TASK REQUIREMENTS – From the listing below, select every line where the word "BOTMELLY" appears.

[start of EXERCISE MATERIAL]

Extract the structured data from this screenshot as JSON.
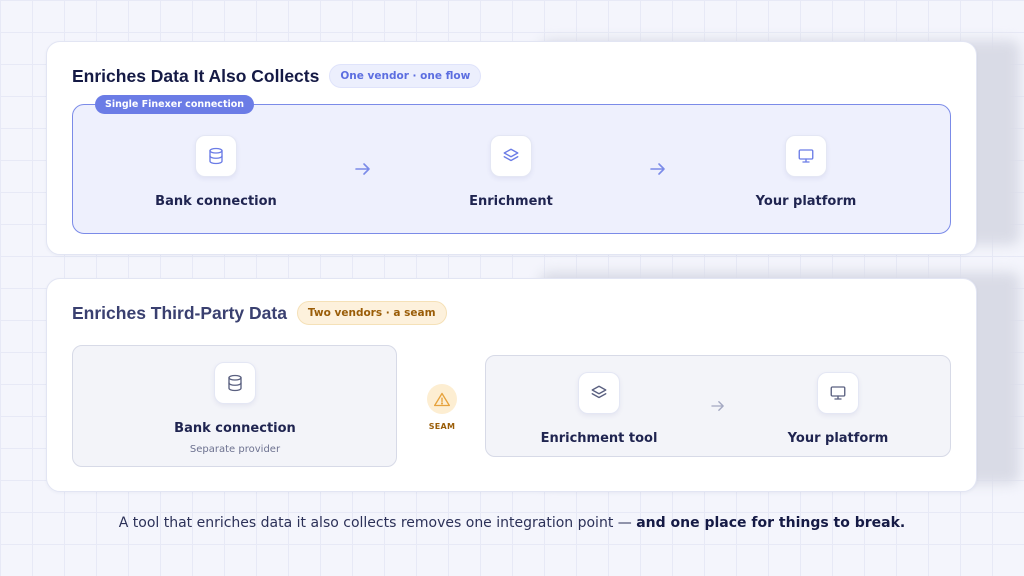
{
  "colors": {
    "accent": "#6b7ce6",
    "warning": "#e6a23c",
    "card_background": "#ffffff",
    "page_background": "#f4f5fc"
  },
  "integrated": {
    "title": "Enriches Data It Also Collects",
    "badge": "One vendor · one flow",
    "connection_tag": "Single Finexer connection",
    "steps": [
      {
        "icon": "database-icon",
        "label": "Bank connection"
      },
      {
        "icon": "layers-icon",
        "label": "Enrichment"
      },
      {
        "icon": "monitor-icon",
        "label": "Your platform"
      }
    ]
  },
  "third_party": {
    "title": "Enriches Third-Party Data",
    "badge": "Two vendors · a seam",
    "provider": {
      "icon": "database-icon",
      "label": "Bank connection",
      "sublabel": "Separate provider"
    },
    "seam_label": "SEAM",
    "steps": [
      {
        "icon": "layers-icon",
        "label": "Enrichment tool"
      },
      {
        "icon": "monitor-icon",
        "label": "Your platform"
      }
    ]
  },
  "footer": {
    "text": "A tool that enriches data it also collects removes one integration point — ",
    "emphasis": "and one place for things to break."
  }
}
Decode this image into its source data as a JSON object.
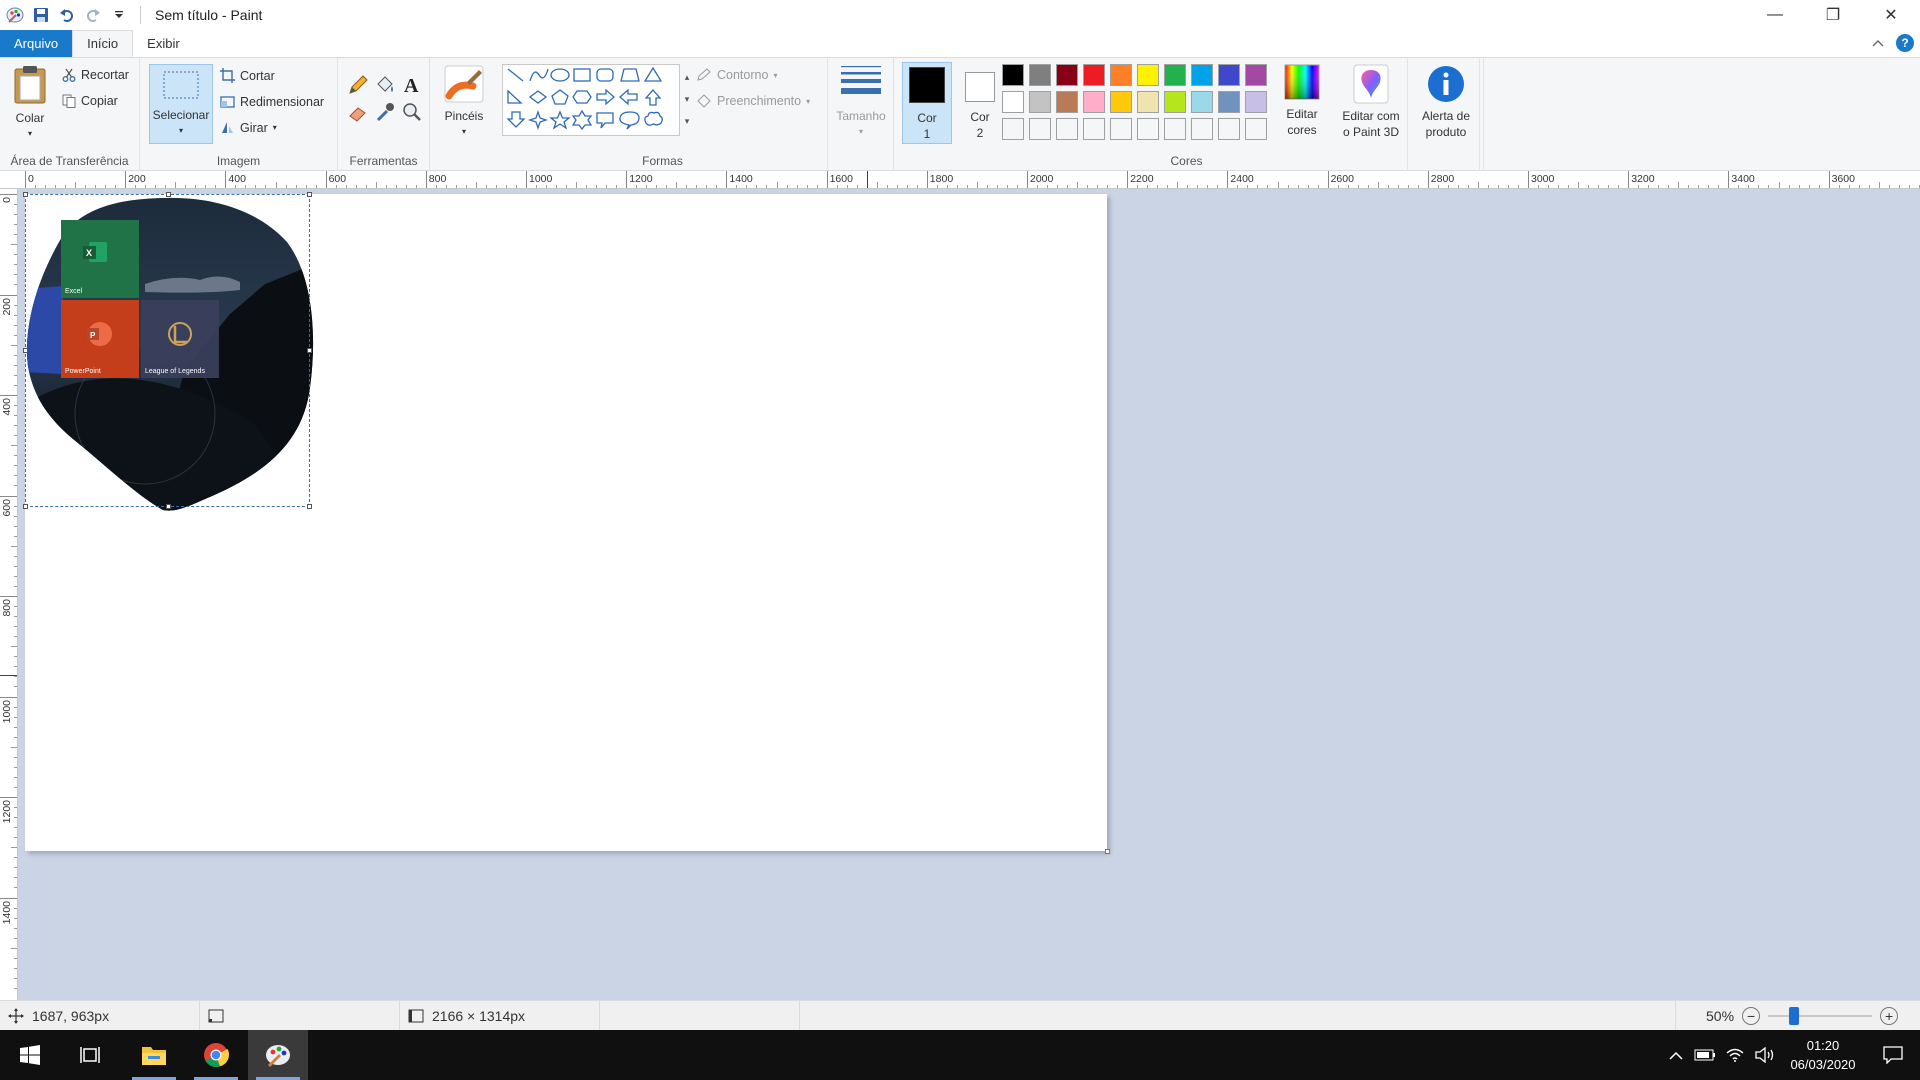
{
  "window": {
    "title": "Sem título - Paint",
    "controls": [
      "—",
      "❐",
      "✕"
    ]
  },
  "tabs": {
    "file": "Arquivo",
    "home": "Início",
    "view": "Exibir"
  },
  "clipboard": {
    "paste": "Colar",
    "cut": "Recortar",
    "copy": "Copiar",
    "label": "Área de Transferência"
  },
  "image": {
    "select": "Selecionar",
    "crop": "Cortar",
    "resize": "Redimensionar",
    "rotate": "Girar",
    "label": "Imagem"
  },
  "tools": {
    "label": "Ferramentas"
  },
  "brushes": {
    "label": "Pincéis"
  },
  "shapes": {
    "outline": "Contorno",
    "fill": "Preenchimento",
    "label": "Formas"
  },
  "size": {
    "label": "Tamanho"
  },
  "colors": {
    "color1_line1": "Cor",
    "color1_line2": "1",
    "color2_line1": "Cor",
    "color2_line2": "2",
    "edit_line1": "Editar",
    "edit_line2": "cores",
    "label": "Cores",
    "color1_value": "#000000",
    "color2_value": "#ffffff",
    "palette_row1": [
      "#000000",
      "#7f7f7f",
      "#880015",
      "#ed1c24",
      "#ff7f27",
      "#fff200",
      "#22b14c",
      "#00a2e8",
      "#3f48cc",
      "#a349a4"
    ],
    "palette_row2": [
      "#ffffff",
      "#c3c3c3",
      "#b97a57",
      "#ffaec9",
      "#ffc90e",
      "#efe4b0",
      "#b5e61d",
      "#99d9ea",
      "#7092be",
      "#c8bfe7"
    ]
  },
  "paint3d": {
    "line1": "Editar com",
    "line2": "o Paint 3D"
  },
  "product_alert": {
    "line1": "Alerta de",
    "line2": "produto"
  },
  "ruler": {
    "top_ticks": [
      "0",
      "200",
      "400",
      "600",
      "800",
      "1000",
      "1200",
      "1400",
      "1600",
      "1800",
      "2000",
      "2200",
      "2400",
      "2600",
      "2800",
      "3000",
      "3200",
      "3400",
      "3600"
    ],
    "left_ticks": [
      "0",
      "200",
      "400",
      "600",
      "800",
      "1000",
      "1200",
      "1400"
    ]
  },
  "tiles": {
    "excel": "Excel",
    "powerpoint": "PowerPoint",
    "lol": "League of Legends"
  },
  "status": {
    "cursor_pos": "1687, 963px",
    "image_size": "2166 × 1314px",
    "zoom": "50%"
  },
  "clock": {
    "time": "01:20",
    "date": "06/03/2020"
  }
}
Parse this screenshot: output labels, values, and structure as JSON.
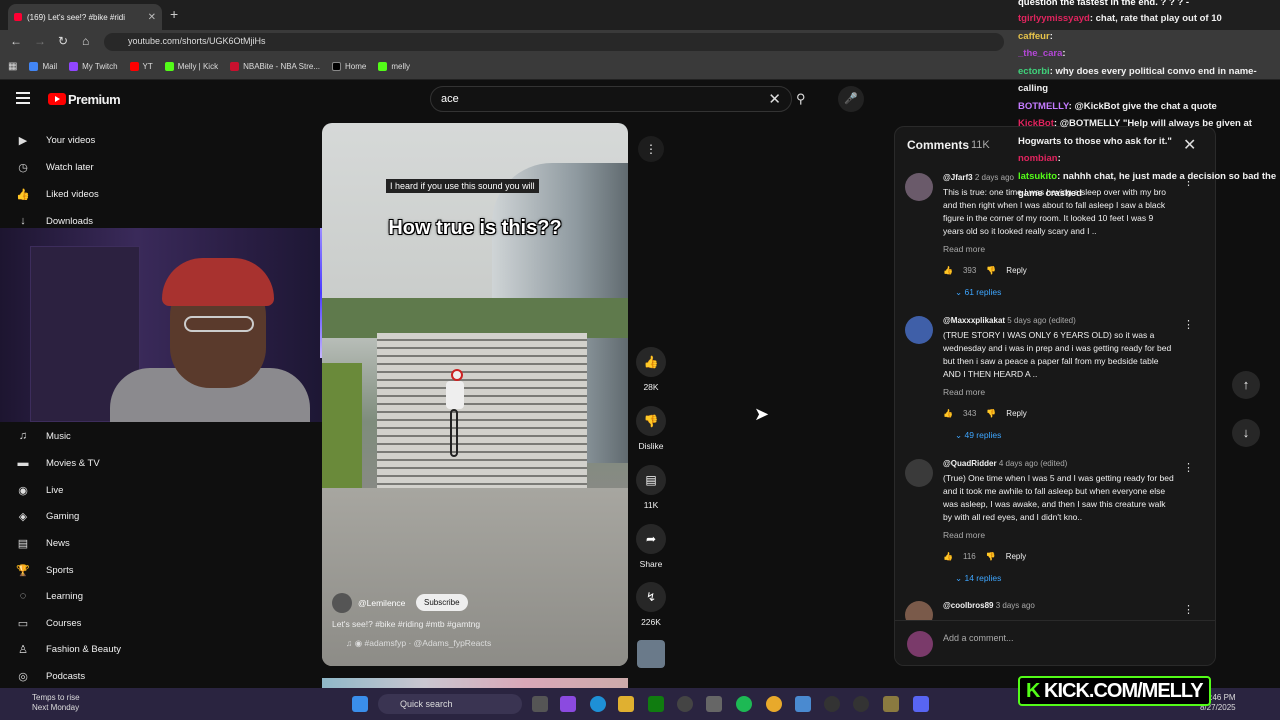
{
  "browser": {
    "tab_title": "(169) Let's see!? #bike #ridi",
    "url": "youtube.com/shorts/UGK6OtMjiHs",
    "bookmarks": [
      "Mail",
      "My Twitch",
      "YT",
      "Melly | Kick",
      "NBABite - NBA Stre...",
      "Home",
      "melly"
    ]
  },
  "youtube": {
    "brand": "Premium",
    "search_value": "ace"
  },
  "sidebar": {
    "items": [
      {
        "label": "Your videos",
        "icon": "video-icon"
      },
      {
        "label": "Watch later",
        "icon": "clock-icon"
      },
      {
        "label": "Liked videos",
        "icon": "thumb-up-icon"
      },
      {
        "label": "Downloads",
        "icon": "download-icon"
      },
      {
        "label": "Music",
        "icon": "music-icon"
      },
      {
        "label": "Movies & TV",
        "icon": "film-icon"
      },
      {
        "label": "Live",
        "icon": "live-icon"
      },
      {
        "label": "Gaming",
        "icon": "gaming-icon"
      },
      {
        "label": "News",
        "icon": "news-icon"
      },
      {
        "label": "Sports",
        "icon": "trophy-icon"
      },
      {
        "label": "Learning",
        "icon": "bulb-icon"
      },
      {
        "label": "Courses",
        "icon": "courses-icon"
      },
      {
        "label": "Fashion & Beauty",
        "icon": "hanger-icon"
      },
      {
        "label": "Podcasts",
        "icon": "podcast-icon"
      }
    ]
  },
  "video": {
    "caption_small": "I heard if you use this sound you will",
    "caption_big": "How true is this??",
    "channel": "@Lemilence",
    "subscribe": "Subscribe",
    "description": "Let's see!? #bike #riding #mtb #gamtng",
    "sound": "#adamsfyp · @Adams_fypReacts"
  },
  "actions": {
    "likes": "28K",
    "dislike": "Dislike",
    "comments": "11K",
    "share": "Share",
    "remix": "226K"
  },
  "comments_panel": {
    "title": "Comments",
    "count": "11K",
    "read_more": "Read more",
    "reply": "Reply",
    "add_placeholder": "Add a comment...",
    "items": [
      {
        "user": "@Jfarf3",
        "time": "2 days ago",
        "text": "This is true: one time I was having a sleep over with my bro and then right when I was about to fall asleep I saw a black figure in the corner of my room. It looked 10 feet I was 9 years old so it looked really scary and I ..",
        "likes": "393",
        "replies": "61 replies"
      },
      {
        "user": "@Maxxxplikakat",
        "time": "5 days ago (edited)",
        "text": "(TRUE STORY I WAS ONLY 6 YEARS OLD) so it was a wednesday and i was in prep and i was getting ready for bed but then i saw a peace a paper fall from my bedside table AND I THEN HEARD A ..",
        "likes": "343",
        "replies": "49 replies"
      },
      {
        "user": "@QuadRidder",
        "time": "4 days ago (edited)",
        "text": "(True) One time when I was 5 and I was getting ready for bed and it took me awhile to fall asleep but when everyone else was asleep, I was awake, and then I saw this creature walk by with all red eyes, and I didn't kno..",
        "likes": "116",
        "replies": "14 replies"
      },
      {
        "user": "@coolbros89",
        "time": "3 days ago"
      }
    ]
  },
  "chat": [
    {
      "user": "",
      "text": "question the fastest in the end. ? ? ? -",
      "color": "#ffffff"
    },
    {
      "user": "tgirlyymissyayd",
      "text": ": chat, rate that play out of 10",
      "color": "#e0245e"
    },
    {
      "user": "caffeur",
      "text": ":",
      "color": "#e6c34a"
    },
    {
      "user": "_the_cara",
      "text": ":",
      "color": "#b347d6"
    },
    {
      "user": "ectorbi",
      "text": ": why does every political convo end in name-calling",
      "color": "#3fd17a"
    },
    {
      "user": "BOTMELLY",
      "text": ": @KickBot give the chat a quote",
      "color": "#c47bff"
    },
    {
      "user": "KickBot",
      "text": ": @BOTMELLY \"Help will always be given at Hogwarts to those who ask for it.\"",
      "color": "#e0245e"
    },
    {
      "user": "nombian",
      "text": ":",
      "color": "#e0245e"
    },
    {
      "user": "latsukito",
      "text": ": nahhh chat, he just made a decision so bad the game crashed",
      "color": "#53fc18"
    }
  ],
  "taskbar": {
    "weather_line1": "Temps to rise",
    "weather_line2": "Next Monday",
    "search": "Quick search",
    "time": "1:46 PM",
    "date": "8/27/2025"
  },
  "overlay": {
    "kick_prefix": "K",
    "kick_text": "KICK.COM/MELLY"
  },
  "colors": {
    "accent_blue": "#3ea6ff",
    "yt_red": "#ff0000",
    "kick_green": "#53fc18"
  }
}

[end of EXERCISE MATERIAL]

PROBLEM SOLUTION –
      "user": "BOTMELLY",
      "text": ": @BOTMELLY \"Help will always be given at Hogwarts to those who ask for it.\"",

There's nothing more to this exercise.